## Task statement
Go through the lines below and tally each one holding "oral". Write only the total.

## Provided data
———

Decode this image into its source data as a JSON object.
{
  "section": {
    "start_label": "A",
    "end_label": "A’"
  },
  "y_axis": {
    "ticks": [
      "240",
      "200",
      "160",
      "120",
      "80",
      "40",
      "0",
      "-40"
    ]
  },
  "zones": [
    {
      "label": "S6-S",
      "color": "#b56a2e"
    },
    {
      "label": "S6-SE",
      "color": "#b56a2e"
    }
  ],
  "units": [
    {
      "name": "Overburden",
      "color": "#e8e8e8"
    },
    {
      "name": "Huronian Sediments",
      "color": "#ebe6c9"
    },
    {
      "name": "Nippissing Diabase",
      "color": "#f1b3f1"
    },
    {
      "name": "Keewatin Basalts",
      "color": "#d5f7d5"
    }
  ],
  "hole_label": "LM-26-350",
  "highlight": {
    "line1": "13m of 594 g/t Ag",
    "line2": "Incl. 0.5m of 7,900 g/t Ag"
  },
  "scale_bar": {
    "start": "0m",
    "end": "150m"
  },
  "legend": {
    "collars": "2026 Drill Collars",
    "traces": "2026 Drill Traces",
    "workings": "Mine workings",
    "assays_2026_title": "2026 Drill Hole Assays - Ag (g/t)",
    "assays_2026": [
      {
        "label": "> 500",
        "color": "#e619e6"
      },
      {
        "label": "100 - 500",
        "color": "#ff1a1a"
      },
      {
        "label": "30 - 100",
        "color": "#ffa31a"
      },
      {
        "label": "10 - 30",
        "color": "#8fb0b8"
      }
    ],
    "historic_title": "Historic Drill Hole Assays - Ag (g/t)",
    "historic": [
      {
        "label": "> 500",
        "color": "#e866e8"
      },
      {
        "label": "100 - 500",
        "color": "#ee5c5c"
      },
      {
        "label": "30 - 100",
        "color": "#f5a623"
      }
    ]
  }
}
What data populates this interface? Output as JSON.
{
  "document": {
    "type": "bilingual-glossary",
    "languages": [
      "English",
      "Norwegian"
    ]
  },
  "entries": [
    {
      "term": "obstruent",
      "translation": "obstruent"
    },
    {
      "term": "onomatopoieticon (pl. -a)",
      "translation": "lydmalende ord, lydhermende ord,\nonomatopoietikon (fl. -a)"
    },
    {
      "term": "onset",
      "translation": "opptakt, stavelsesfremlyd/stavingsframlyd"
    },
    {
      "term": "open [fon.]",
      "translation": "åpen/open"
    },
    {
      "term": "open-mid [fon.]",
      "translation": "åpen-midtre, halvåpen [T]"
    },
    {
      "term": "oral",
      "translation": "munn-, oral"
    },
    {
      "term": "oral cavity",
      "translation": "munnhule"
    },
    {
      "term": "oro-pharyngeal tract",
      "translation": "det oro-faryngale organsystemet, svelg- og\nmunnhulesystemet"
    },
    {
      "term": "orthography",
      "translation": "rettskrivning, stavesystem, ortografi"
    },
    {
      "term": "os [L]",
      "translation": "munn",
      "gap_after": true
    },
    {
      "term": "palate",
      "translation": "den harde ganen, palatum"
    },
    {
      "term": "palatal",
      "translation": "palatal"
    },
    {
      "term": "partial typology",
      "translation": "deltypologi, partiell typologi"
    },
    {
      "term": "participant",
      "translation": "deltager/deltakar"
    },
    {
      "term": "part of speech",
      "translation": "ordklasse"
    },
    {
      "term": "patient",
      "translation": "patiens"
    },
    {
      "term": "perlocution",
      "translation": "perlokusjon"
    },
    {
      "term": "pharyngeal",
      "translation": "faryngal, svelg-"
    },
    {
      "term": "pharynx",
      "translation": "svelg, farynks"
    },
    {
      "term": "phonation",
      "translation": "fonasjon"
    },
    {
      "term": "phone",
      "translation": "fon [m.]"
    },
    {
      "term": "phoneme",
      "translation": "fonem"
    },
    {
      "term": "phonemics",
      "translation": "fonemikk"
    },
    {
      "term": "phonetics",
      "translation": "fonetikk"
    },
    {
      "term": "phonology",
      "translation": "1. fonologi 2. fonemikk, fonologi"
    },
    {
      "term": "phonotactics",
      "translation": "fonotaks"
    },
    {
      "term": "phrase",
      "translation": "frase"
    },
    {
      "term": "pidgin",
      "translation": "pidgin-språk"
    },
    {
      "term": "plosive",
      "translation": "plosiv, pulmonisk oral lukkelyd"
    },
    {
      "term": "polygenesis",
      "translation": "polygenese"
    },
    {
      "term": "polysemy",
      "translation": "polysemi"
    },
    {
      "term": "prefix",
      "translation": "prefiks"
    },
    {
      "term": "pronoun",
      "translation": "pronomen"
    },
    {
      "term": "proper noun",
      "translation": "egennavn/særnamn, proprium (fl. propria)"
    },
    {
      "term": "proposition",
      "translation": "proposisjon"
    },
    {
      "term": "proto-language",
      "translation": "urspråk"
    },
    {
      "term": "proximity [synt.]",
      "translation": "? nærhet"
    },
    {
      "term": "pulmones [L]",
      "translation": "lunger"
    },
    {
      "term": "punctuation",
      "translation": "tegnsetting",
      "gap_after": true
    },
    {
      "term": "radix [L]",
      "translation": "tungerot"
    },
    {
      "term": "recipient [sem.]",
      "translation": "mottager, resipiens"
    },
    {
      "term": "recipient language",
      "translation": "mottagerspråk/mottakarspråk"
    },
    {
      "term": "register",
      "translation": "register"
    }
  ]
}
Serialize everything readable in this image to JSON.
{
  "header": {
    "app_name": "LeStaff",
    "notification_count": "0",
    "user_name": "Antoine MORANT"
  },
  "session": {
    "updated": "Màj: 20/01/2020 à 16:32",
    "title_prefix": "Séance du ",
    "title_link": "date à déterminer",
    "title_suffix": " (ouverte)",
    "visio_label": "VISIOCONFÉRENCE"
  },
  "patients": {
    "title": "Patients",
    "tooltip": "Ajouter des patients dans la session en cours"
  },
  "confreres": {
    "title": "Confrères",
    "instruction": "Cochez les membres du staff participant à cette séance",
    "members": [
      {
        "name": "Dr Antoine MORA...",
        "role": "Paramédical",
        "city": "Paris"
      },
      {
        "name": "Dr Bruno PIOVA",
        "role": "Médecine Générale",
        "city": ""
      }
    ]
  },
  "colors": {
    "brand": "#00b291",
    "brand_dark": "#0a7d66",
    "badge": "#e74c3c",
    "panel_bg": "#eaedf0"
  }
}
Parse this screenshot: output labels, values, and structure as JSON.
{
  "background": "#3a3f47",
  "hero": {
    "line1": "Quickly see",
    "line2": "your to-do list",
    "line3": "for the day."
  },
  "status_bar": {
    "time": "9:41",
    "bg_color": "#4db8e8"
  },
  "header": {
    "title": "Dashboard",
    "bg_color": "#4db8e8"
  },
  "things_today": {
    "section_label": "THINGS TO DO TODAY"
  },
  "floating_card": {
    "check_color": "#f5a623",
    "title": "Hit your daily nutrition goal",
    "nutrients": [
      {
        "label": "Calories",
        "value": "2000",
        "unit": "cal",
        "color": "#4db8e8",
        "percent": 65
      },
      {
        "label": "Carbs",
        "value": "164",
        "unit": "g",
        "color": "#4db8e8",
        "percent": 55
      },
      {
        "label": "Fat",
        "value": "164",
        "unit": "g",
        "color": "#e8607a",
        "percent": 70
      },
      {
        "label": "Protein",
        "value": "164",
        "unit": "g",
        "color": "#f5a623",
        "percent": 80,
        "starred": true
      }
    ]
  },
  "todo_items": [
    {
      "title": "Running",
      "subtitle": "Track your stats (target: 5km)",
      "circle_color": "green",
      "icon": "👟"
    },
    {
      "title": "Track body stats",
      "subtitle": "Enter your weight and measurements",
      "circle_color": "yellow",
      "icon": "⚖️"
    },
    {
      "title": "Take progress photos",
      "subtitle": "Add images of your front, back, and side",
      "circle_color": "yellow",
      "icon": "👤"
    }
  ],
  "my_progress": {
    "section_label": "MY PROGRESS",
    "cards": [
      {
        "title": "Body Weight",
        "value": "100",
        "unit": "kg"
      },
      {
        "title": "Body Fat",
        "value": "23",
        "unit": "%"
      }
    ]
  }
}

———

## Solution to this task
4